## What to produce
Identify the lines containing the word "τετράμηνο". Copy each one.
# Start of Available data
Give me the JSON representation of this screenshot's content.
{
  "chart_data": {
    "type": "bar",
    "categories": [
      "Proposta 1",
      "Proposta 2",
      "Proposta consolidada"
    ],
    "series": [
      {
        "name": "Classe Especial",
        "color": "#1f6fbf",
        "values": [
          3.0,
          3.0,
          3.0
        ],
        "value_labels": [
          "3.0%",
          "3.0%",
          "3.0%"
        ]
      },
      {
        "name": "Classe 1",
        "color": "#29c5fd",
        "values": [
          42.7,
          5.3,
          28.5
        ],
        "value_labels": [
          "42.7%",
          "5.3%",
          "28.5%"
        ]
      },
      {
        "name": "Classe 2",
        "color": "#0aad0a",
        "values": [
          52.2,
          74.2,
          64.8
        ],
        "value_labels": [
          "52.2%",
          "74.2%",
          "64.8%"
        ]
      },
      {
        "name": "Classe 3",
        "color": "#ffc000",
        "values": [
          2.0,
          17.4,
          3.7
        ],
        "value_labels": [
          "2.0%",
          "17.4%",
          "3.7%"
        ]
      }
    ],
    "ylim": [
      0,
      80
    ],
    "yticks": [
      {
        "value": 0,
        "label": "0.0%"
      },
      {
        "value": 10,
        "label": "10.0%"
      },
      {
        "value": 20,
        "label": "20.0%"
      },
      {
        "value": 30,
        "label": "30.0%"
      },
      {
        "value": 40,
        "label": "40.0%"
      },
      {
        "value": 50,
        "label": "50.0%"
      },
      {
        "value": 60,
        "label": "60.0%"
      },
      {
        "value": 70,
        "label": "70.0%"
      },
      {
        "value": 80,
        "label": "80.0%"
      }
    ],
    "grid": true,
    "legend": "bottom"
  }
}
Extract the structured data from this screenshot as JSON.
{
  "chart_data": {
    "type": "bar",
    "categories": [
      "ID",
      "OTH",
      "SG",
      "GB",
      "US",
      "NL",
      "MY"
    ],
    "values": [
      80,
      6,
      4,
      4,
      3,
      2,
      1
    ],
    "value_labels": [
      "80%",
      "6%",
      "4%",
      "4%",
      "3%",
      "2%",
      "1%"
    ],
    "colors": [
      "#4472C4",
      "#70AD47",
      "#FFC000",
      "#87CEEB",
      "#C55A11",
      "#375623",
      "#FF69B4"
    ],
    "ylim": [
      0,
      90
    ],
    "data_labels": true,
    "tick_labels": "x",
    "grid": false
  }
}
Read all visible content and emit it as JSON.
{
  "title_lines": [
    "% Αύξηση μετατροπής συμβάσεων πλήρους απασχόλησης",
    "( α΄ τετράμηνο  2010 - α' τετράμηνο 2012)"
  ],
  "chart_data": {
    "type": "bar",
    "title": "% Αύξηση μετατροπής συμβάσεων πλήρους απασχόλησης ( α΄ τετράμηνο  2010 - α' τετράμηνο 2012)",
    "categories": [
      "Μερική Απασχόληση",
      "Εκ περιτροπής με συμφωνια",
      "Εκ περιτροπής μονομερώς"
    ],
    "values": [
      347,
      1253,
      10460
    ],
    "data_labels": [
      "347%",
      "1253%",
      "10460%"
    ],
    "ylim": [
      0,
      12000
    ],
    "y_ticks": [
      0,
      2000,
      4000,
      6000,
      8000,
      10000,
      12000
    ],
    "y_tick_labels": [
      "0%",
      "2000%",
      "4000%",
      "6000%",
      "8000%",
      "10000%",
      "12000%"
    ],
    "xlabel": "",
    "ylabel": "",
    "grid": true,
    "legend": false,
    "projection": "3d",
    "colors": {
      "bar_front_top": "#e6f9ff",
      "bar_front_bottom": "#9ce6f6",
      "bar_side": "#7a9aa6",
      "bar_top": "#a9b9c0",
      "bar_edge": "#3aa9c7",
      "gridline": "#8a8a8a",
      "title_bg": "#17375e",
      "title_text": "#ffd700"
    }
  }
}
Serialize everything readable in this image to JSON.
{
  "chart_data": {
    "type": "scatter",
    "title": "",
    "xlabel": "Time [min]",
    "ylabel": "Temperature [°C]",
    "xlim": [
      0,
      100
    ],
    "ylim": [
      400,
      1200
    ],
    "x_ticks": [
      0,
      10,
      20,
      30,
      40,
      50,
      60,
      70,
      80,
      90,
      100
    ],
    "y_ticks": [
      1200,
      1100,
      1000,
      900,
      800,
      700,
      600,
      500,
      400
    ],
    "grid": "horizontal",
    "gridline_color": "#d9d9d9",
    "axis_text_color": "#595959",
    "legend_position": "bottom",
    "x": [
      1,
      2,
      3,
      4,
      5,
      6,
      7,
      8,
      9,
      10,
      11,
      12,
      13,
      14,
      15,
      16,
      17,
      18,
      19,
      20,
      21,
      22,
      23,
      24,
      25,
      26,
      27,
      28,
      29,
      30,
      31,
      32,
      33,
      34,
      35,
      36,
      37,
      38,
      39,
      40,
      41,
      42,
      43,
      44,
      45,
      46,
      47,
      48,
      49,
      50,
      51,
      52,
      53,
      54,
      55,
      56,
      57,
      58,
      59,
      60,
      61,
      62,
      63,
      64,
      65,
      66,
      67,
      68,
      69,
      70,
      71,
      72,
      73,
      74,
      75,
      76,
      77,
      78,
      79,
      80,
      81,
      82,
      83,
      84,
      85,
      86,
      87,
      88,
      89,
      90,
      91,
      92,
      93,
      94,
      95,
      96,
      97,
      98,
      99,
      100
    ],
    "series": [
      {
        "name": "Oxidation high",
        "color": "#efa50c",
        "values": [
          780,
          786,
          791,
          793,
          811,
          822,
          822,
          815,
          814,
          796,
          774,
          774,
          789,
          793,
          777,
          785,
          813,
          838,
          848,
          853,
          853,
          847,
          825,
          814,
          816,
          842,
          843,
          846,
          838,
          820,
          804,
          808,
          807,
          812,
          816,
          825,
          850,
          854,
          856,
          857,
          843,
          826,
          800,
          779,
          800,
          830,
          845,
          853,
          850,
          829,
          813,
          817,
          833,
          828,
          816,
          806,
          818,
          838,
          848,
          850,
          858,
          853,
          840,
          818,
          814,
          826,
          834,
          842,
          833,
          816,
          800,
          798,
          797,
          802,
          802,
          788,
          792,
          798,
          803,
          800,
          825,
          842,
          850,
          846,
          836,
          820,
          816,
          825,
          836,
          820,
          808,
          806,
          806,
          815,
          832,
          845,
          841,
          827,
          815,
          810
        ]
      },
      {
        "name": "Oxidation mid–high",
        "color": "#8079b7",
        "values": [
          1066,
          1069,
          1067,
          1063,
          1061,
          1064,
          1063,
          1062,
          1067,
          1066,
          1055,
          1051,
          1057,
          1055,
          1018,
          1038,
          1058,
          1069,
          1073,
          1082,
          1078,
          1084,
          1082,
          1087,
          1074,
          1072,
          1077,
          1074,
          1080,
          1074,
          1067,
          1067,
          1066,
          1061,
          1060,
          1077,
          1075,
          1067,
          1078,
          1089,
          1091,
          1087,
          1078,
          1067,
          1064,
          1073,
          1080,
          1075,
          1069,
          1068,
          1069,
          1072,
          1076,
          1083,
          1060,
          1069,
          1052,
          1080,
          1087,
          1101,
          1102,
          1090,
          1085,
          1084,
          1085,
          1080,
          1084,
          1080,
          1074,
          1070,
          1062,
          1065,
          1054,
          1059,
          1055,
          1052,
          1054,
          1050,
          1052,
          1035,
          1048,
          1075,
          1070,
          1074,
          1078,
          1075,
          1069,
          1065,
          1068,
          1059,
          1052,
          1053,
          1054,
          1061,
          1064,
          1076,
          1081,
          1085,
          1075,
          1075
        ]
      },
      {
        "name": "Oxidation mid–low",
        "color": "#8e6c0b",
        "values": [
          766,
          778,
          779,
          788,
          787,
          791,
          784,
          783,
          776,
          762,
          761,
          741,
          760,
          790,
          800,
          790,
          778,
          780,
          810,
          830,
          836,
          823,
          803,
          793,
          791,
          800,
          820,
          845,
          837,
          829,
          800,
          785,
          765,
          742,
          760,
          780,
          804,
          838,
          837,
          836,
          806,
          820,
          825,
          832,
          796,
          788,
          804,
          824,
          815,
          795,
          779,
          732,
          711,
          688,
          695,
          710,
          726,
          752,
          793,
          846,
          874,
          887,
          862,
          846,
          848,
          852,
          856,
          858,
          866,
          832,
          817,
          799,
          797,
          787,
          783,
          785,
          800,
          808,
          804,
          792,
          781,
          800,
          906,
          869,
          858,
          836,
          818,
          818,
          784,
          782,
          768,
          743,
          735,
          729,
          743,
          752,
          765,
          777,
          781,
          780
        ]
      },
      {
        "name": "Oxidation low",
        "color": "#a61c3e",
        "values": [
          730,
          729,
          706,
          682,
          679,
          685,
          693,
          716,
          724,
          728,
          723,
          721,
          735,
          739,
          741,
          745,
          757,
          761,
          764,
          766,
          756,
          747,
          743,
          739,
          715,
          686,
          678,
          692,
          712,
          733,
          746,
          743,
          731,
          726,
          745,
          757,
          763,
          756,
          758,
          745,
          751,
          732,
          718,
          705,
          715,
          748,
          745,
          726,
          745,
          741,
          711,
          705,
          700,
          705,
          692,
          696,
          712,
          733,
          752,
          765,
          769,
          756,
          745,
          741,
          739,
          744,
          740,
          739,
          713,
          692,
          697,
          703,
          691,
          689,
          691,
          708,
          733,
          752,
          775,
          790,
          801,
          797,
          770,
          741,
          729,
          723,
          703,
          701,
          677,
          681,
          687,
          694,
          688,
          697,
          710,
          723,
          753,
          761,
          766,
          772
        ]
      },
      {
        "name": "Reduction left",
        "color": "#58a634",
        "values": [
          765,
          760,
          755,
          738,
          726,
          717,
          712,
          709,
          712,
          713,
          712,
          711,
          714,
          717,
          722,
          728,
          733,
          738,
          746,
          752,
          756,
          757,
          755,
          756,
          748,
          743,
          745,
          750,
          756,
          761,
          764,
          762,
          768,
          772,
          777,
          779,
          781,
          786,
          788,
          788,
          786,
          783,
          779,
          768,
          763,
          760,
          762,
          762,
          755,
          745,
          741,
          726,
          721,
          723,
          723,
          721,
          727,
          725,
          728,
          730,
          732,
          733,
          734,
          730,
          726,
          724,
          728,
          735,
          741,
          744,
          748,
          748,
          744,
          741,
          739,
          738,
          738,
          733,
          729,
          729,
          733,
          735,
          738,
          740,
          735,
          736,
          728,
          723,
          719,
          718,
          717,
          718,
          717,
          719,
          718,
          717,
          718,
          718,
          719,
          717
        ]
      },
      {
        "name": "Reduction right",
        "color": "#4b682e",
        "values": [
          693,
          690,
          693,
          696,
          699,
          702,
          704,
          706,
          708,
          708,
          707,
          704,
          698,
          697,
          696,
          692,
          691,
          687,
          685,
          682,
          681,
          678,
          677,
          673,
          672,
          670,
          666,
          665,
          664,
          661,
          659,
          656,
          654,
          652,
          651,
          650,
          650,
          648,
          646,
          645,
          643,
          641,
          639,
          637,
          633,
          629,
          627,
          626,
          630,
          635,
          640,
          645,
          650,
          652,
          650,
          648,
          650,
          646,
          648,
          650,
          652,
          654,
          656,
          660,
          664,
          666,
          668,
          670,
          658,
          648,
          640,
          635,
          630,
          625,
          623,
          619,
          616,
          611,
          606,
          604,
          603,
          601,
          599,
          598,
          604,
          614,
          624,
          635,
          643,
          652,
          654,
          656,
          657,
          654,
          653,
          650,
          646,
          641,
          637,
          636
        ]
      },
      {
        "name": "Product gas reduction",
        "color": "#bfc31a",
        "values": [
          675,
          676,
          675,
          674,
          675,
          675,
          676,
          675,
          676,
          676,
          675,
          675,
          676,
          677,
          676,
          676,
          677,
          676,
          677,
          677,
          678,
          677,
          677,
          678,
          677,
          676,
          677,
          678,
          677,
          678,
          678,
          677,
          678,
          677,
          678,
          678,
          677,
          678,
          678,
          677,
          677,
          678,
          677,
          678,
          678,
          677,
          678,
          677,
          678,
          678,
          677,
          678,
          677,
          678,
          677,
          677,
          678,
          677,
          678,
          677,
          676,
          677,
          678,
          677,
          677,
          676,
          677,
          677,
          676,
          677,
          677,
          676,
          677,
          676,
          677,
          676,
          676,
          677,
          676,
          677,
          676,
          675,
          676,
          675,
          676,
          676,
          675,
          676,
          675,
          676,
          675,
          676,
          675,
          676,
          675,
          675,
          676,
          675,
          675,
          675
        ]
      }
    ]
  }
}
# End of Available data
## Finished task
    "( α΄ τετράμηνο  2010 - α' τετράμηνο 2012)"
    "title": "% Αύξηση μετατροπής συμβάσεων πλήρους απασχόλησης ( α΄ τετράμηνο  2010 - α' τετράμηνο 2012)",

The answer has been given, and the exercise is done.